↓↓↓

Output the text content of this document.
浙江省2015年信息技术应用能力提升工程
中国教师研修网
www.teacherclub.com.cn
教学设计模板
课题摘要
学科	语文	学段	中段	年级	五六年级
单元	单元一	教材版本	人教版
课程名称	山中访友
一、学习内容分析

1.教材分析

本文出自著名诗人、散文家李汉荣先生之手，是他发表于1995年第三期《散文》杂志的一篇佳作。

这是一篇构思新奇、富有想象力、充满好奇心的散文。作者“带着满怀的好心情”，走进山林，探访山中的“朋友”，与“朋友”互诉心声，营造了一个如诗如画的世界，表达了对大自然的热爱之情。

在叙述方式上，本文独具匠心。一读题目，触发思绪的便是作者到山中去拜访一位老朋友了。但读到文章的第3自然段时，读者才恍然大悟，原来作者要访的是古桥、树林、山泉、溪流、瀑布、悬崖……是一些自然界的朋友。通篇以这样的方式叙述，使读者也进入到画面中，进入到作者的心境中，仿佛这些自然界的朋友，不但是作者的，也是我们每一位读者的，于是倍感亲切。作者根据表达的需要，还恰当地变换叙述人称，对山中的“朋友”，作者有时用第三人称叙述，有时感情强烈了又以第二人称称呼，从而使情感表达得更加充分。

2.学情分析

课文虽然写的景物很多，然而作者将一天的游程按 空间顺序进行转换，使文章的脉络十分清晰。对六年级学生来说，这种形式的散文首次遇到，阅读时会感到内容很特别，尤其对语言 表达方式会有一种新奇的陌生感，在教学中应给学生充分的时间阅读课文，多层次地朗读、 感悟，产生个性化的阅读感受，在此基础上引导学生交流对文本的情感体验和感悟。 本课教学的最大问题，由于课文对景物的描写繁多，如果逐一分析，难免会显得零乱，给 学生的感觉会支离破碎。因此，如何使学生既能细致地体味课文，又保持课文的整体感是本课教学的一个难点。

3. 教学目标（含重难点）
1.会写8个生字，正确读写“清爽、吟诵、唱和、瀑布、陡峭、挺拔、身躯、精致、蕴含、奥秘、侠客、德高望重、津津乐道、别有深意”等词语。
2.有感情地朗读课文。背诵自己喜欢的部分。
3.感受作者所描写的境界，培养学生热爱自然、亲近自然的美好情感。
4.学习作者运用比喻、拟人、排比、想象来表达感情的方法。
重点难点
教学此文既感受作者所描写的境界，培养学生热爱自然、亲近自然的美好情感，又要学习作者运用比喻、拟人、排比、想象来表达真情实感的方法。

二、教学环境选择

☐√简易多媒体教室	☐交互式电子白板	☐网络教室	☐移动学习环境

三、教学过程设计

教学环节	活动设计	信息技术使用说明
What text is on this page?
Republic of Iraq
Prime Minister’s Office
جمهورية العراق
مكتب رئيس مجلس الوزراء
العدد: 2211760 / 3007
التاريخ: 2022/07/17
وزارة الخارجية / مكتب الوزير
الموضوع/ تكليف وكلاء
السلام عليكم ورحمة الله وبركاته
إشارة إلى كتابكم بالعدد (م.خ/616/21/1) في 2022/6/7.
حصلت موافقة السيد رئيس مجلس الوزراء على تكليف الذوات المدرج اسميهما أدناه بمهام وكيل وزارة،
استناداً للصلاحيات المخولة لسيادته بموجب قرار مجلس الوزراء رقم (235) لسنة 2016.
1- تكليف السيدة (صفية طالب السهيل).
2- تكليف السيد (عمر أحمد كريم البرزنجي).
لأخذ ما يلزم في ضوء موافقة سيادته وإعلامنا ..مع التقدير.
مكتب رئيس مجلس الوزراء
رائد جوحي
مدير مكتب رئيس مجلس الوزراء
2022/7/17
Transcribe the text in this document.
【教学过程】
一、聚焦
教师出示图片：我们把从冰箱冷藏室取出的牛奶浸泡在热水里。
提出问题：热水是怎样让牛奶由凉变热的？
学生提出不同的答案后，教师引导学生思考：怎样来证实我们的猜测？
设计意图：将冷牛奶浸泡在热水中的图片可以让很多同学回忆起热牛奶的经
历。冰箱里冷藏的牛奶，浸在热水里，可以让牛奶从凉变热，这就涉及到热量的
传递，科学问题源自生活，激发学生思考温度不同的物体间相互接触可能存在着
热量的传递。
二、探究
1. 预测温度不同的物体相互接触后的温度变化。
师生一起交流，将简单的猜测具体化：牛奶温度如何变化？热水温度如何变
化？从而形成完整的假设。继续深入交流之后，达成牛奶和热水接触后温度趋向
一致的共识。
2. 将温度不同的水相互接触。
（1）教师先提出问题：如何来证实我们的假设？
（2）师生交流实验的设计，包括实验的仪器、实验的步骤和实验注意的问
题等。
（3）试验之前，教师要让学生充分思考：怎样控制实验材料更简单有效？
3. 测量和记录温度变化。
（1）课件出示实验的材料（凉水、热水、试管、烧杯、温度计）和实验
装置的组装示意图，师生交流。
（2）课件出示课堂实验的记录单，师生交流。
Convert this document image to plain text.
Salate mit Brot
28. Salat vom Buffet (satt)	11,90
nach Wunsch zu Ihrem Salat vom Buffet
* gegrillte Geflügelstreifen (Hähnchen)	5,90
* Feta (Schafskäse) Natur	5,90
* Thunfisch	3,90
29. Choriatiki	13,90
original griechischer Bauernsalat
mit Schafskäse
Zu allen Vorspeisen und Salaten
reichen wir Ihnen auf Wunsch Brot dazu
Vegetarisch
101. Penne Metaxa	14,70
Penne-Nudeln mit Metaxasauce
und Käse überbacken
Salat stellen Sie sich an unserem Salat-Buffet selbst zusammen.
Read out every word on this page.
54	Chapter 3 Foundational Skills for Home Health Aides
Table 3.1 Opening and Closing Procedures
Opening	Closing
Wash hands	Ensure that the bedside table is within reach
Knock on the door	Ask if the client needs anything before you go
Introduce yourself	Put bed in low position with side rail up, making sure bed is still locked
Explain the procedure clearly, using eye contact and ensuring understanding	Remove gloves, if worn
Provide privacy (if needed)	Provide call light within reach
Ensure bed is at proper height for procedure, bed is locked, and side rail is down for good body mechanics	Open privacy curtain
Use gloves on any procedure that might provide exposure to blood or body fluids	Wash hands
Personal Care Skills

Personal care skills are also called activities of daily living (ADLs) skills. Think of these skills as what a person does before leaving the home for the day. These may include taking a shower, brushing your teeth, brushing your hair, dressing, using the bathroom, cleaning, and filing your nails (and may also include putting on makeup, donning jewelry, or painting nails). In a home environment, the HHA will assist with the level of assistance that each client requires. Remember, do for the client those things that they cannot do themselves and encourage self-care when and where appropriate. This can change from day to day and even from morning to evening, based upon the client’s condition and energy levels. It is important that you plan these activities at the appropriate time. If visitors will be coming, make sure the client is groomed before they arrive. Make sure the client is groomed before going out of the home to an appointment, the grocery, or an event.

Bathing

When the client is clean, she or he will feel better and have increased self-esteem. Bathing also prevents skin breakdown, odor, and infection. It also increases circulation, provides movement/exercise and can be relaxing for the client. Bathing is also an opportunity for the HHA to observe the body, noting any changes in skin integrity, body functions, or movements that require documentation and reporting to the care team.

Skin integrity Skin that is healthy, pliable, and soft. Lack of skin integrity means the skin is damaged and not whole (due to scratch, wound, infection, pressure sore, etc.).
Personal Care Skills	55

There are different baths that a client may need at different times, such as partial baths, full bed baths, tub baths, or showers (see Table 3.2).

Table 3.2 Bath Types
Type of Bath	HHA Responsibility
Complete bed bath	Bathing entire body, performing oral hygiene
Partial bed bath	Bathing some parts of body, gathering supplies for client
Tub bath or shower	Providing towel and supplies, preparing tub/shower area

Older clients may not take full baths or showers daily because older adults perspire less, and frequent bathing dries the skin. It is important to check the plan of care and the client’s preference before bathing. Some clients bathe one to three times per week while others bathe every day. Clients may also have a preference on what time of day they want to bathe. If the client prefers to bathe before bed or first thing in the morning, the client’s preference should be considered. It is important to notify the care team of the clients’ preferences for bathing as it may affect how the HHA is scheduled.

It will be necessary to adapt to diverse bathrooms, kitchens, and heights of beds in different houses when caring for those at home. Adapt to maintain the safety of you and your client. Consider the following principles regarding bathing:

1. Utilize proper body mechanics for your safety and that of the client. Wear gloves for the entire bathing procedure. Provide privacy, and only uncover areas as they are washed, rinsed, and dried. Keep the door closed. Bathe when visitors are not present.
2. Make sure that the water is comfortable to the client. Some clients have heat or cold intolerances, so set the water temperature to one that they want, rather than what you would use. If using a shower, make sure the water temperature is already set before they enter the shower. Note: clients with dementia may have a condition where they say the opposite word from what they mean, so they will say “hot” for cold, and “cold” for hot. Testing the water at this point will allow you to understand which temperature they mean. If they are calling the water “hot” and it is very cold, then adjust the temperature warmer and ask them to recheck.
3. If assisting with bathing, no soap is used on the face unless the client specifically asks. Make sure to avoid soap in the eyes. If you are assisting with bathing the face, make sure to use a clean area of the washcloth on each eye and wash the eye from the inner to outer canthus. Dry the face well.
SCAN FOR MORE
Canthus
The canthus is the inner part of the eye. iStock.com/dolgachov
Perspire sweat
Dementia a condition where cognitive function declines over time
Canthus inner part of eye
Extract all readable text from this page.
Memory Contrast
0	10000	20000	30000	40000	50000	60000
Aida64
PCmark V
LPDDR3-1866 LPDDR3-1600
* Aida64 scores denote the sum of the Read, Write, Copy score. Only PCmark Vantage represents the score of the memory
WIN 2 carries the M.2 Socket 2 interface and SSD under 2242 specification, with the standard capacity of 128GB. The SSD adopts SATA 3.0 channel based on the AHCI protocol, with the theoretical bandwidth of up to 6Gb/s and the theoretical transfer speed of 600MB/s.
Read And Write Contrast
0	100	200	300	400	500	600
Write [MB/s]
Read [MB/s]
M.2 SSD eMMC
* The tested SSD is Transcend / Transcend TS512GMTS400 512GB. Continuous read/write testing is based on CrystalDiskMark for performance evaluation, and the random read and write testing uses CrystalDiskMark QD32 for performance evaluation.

↑↑↑

| Task instructions |
Find each line holding the string "Wunsch" and copy it out.

| Response |
nach Wunsch zu Ihrem Salat vom Buffet
reichen wir Ihnen auf Wunsch Brot dazu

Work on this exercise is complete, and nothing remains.